[Data excerpts]
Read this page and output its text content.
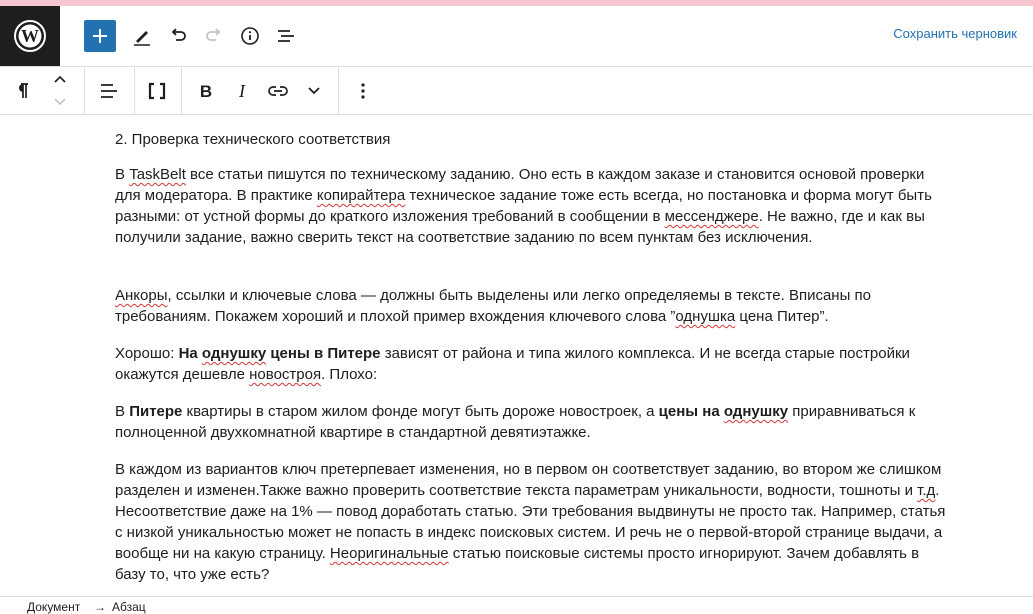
W	Сохранить черновик
B I

2. Проверка технического соответствия

В TaskBelt все статьи пишутся по техническому заданию. Оно есть в каждом заказе и становится основой проверки для модератора. В практике копирайтера техническое задание тоже есть всегда, но постановка и форма могут быть разными: от устной формы до краткого изложения требований в сообщении в мессенджере. Не важно, где и как вы получили задание, важно сверить текст на соответствие заданию по всем пунктам без исключения.

Анкоры, ссылки и ключевые слова — должны быть выделены или легко определяемы в тексте. Вписаны по требованиям. Покажем хороший и плохой пример вхождения ключевого слова ”однушка цена Питер”.

Хорошо: На однушку цены в Питере зависят от района и типа жилого комплекса. И не всегда старые постройки окажутся дешевле новостроя. Плохо:

В Питере квартиры в старом жилом фонде могут быть дороже новостроек, а цены на однушку приравниваться к полноценной двухкомнатной квартире в стандартной девятиэтажке.

В каждом из вариантов ключ претерпевает изменения, но в первом он соответствует заданию, во втором же слишком разделен и изменен.Также важно проверить соответствие текста параметрам уникальности, водности, тошноты и т.д. Несоответствие даже на 1% — повод доработать статью. Эти требования выдвинуты не просто так. Например, статья с низкой уникальностью может не попасть в индекс поисковых систем. И речь не о первой-второй странице выдачи, а вообще ни на какую страницу. Неоригинальные статью поисковые системы просто игнорируют. Зачем добавлять в базу то, что уже есть?

Документ → Абзац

◆ **Goal**: Restate the data above word for word. Skip every picture.

◆ **Complete response**:
Read this page and output its text content.
W	Сохранить черновик
B I

2. Проверка технического соответствия

В TaskBelt все статьи пишутся по техническому заданию. Оно есть в каждом заказе и становится основой проверки для модератора. В практике копирайтера техническое задание тоже есть всегда, но постановка и форма могут быть разными: от устной формы до краткого изложения требований в сообщении в мессенджере. Не важно, где и как вы получили задание, важно сверить текст на соответствие заданию по всем пунктам без исключения.

Анкоры, ссылки и ключевые слова — должны быть выделены или легко определяемы в тексте. Вписаны по требованиям. Покажем хороший и плохой пример вхождения ключевого слова ”однушка цена Питер”.

Хорошо: На однушку цены в Питере зависят от района и типа жилого комплекса. И не всегда старые постройки окажутся дешевле новостроя. Плохо:

В Питере квартиры в старом жилом фонде могут быть дороже новостроек, а цены на однушку приравниваться к полноценной двухкомнатной квартире в стандартной девятиэтажке.

В каждом из вариантов ключ претерпевает изменения, но в первом он соответствует заданию, во втором же слишком разделен и изменен.Также важно проверить соответствие текста параметрам уникальности, водности, тошноты и т.д. Несоответствие даже на 1% — повод доработать статью. Эти требования выдвинуты не просто так. Например, статья с низкой уникальностью может не попасть в индекс поисковых систем. И речь не о первой-второй странице выдачи, а вообще ни на какую страницу. Неоригинальные статью поисковые системы просто игнорируют. Зачем добавлять в базу то, что уже есть?

Документ → Абзац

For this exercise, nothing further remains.